* Task objective:
Extract every line from the records below that contains the word "image".

* Dataset excerpts:
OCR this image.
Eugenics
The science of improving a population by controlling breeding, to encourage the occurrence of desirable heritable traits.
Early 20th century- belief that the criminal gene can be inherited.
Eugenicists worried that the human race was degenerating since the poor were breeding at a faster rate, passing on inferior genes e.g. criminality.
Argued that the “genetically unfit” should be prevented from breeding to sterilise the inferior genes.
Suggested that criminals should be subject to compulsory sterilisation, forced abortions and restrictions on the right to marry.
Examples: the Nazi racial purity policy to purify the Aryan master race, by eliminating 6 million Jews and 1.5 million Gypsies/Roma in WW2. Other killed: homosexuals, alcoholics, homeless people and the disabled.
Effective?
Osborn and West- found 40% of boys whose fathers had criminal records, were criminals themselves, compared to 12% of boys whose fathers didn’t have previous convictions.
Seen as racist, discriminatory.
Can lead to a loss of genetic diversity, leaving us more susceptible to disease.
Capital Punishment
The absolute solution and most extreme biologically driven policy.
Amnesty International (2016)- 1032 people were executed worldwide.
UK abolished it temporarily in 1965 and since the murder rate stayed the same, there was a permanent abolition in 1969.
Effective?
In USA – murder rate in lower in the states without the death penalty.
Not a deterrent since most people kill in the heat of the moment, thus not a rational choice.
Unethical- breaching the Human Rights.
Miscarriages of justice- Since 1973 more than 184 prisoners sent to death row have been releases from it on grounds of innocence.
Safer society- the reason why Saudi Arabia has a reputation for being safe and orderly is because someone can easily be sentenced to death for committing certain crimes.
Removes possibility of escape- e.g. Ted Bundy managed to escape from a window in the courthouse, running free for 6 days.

==

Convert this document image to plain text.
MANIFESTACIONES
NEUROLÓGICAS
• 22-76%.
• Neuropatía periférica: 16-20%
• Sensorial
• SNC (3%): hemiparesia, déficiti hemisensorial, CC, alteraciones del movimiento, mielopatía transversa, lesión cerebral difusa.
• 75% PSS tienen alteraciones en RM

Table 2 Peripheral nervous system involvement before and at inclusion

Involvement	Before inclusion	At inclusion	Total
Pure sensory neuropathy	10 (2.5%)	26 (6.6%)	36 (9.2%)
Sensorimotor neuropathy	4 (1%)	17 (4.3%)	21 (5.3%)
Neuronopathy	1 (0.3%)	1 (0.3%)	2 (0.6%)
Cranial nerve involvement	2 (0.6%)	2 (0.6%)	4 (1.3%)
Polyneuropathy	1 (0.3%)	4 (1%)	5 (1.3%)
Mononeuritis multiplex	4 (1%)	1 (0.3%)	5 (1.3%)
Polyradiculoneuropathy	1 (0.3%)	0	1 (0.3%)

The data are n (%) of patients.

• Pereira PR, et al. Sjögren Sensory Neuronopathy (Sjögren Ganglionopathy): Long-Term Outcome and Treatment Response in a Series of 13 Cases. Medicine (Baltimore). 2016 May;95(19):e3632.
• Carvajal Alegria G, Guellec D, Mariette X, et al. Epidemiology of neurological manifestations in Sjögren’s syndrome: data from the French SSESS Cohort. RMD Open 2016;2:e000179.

* Answer area:
OCR this image.
Convert this document image to plain text.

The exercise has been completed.